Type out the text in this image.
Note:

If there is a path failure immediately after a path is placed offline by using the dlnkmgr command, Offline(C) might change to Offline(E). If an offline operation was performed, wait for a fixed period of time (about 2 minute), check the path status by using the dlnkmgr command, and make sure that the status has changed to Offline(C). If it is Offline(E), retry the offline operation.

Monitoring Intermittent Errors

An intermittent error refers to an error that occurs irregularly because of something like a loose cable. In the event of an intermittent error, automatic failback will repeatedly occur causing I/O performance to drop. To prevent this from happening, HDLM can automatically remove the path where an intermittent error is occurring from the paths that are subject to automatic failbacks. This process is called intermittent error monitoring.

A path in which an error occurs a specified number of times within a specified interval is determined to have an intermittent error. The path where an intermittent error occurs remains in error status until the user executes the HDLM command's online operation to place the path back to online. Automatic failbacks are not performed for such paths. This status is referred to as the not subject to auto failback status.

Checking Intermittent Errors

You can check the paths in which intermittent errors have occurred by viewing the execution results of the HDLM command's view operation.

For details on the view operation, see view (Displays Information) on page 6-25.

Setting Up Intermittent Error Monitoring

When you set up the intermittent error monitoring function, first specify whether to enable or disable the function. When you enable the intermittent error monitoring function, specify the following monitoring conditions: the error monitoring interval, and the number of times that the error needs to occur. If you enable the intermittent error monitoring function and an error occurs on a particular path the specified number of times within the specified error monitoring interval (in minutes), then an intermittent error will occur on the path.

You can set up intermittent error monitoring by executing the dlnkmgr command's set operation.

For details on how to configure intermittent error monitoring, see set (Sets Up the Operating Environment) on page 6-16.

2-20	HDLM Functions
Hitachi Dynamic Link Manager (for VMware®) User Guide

* _To be done_: Filter the records above and return every line that holds the word "which".

* _Written response_:
A path in which an error occurs a specified number of times within a specified interval is determined to have an intermittent error. The path where an intermittent error occurs remains in error status until the user executes the HDLM command's online operation to place the path back to online. Automatic failbacks are not performed for such paths. This status is referred to as the not subject to auto failback status.
You can check the paths in which intermittent errors have occurred by viewing the execution results of the HDLM command's view operation.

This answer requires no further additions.